→ **INSTRUCTIONS TO FOLLOW**: The records should be repeated word for word, pictures excluded.

→ **DATASET ROWS**:
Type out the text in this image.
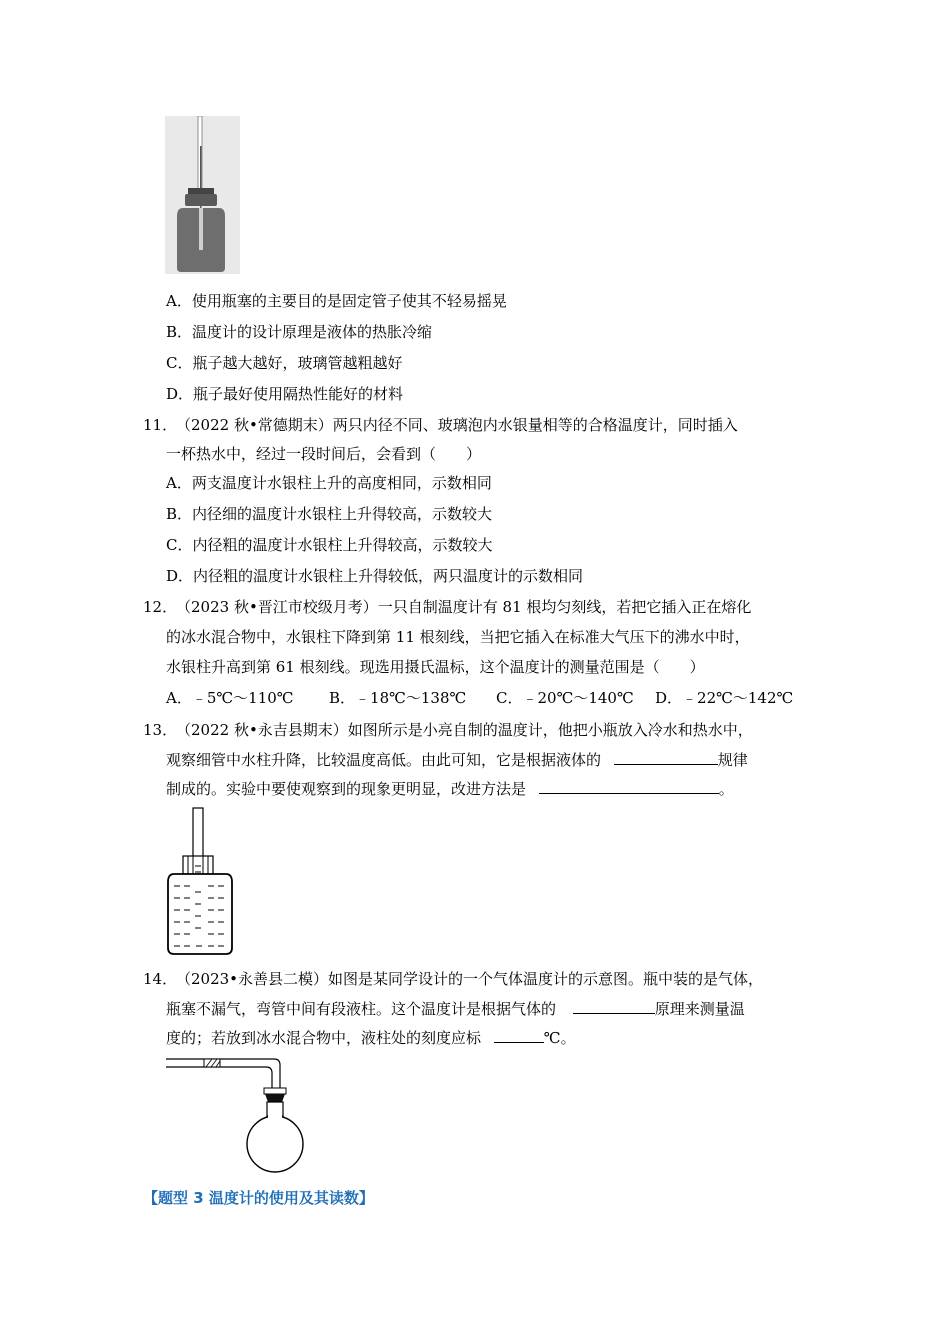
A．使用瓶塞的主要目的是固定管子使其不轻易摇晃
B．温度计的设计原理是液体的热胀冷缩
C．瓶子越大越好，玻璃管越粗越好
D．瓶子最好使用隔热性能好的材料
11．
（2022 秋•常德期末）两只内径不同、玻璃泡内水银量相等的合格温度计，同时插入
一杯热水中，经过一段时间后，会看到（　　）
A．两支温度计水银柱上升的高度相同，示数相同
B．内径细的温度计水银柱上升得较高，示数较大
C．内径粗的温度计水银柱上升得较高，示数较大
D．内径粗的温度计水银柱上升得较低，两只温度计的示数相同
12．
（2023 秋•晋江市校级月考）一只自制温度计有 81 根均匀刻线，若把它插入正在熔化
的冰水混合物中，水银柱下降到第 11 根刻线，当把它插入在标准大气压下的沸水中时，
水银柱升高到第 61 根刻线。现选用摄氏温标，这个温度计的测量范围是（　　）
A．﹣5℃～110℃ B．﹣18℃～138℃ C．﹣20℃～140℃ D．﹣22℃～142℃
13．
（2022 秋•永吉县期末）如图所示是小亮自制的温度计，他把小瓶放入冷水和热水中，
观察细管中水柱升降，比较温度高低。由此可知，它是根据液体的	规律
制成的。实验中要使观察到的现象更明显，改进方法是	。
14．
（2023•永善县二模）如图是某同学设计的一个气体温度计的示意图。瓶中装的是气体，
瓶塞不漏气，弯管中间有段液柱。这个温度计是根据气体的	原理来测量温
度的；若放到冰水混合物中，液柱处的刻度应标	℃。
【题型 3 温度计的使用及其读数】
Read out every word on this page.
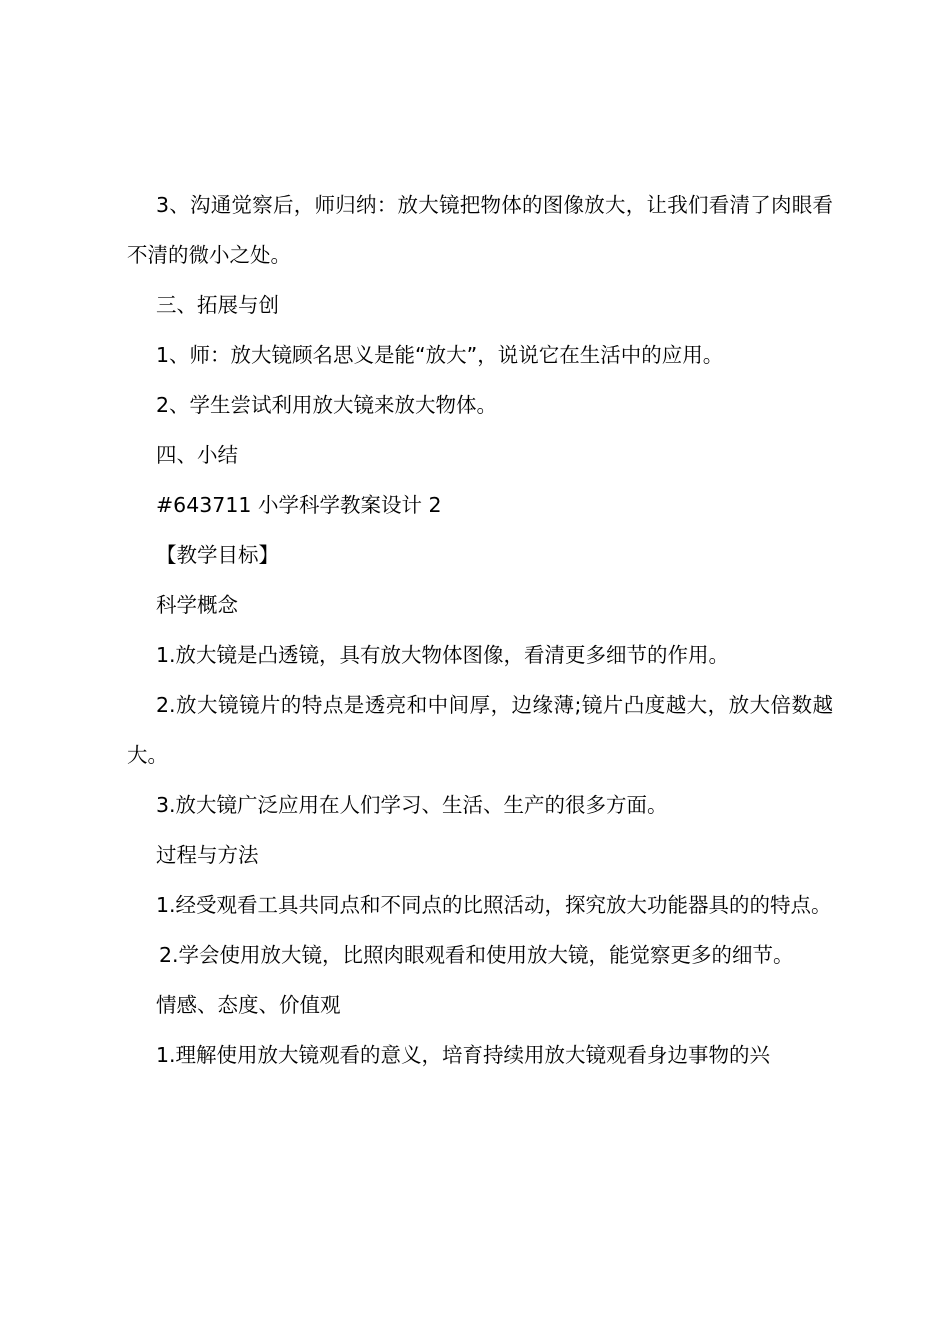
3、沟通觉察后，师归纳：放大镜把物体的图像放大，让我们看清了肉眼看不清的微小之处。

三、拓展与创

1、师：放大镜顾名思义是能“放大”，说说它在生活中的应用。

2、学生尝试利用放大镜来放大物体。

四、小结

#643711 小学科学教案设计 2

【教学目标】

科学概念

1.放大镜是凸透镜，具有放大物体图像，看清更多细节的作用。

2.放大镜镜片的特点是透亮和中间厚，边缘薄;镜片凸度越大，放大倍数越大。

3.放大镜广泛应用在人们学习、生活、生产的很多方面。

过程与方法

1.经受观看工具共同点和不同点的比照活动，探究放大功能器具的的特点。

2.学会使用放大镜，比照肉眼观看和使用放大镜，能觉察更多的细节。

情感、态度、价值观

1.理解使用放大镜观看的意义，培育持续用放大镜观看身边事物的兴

→ **WRITTEN ANSWER**:
Type out the text in this image.
A．使用瓶塞的主要目的是固定管子使其不轻易摇晃
B．温度计的设计原理是液体的热胀冷缩
C．瓶子越大越好，玻璃管越粗越好
D．瓶子最好使用隔热性能好的材料
11．
（2022 秋•常德期末）两只内径不同、玻璃泡内水银量相等的合格温度计，同时插入
一杯热水中，经过一段时间后，会看到（　　）
A．两支温度计水银柱上升的高度相同，示数相同
B．内径细的温度计水银柱上升得较高，示数较大
C．内径粗的温度计水银柱上升得较高，示数较大
D．内径粗的温度计水银柱上升得较低，两只温度计的示数相同
12．
（2023 秋•晋江市校级月考）一只自制温度计有 81 根均匀刻线，若把它插入正在熔化
的冰水混合物中，水银柱下降到第 11 根刻线，当把它插入在标准大气压下的沸水中时，
水银柱升高到第 61 根刻线。现选用摄氏温标，这个温度计的测量范围是（　　）
A．﹣5℃～110℃ B．﹣18℃～138℃ C．﹣20℃～140℃ D．﹣22℃～142℃
13．
（2022 秋•永吉县期末）如图所示是小亮自制的温度计，他把小瓶放入冷水和热水中，
观察细管中水柱升降，比较温度高低。由此可知，它是根据液体的	规律
制成的。实验中要使观察到的现象更明显，改进方法是	。
14．
（2023•永善县二模）如图是某同学设计的一个气体温度计的示意图。瓶中装的是气体，
瓶塞不漏气，弯管中间有段液柱。这个温度计是根据气体的	原理来测量温
度的；若放到冰水混合物中，液柱处的刻度应标	℃。
【题型 3 温度计的使用及其读数】
Read out every word on this page.
3、沟通觉察后，师归纳：放大镜把物体的图像放大，让我们看清了肉眼看不清的微小之处。

三、拓展与创

1、师：放大镜顾名思义是能“放大”，说说它在生活中的应用。

2、学生尝试利用放大镜来放大物体。

四、小结

#643711 小学科学教案设计 2

【教学目标】

科学概念

1.放大镜是凸透镜，具有放大物体图像，看清更多细节的作用。

2.放大镜镜片的特点是透亮和中间厚，边缘薄;镜片凸度越大，放大倍数越大。

3.放大镜广泛应用在人们学习、生活、生产的很多方面。

过程与方法

1.经受观看工具共同点和不同点的比照活动，探究放大功能器具的的特点。

2.学会使用放大镜，比照肉眼观看和使用放大镜，能觉察更多的细节。

情感、态度、价值观

1.理解使用放大镜观看的意义，培育持续用放大镜观看身边事物的兴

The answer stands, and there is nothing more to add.